What needs to be done :: Return every line that contains the word "Resupply".

Records ::
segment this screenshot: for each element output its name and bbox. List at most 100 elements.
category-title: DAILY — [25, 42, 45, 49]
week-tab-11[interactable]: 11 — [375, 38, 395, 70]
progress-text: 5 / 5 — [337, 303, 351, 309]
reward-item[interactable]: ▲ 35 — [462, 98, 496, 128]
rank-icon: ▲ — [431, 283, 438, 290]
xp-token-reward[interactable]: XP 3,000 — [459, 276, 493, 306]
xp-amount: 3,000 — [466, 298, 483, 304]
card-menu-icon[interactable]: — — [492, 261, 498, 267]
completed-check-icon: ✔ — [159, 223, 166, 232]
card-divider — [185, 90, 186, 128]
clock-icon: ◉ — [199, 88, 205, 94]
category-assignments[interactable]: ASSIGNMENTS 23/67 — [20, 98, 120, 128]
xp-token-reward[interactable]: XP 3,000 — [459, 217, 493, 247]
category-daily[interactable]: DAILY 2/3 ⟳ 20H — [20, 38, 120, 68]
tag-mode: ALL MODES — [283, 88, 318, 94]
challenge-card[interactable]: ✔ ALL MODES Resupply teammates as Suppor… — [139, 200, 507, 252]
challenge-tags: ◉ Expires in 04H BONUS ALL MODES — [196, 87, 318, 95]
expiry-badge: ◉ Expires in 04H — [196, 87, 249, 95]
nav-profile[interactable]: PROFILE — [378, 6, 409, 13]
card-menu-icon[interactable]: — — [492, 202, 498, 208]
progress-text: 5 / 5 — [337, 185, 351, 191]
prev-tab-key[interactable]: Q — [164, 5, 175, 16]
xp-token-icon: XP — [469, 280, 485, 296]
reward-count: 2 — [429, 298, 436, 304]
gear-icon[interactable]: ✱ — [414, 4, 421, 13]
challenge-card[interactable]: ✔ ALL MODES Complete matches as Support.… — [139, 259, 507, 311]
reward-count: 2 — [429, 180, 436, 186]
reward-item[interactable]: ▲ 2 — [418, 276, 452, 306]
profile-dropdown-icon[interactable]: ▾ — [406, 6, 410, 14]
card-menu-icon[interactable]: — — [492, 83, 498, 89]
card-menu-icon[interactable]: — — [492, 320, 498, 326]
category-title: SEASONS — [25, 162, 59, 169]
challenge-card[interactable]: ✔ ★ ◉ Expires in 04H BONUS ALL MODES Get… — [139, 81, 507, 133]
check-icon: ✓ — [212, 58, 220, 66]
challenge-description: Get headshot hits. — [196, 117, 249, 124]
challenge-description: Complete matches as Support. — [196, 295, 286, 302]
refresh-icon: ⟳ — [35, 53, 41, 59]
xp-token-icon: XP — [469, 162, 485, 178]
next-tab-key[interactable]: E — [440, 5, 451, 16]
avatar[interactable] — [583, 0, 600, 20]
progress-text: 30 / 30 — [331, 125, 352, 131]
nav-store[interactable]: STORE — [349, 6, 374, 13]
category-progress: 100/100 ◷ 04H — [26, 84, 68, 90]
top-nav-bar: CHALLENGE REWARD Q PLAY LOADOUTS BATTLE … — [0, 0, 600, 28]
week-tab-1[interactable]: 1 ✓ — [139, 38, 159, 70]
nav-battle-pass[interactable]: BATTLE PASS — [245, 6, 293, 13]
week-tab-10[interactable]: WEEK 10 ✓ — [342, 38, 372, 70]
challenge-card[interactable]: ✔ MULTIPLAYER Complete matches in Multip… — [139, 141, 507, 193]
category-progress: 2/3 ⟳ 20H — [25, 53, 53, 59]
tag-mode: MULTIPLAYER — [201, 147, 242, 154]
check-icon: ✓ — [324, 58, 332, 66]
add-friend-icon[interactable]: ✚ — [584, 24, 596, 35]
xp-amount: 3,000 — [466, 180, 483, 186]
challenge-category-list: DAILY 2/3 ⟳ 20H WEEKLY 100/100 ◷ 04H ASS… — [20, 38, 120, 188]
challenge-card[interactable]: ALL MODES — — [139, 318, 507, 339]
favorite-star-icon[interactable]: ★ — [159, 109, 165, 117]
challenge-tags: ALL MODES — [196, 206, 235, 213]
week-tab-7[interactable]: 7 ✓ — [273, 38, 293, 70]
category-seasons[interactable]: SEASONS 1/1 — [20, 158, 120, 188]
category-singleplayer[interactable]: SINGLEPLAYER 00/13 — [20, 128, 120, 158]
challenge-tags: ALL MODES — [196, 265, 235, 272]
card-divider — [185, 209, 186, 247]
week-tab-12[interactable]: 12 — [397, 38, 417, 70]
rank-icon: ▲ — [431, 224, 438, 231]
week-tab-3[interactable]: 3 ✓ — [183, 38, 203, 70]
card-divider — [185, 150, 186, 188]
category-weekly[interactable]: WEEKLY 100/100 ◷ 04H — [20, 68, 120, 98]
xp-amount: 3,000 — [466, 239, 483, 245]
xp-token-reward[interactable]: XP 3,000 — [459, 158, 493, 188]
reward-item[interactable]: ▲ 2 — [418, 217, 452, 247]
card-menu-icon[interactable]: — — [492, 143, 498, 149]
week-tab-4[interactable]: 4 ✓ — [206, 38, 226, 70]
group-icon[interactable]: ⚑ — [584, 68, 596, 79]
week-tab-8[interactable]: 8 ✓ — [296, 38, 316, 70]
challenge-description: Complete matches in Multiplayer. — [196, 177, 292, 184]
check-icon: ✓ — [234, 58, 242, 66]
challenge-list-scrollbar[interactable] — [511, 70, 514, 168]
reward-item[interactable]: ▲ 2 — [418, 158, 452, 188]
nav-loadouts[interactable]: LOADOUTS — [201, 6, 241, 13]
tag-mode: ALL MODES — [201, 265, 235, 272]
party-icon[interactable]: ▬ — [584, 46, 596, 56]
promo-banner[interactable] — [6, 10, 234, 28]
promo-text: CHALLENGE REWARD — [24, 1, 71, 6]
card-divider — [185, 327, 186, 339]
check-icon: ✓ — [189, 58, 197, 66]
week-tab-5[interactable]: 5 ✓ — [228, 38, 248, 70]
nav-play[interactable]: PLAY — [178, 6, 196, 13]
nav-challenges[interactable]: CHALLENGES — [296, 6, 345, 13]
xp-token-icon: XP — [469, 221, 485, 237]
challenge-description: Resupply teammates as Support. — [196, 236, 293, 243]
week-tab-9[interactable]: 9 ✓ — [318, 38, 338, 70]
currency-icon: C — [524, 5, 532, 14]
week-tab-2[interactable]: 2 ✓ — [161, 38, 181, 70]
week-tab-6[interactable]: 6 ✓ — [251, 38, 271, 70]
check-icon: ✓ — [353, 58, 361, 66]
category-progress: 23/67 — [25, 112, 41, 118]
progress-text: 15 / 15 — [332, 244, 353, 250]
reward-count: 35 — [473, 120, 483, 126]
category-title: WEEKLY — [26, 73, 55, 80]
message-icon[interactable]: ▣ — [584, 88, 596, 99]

Right answer ::
challenge-card[interactable]: ✔ ALL MODES Resupply teammates as Suppor… — [139, 200, 507, 252]
challenge-description: Resupply teammates as Support. — [196, 236, 293, 243]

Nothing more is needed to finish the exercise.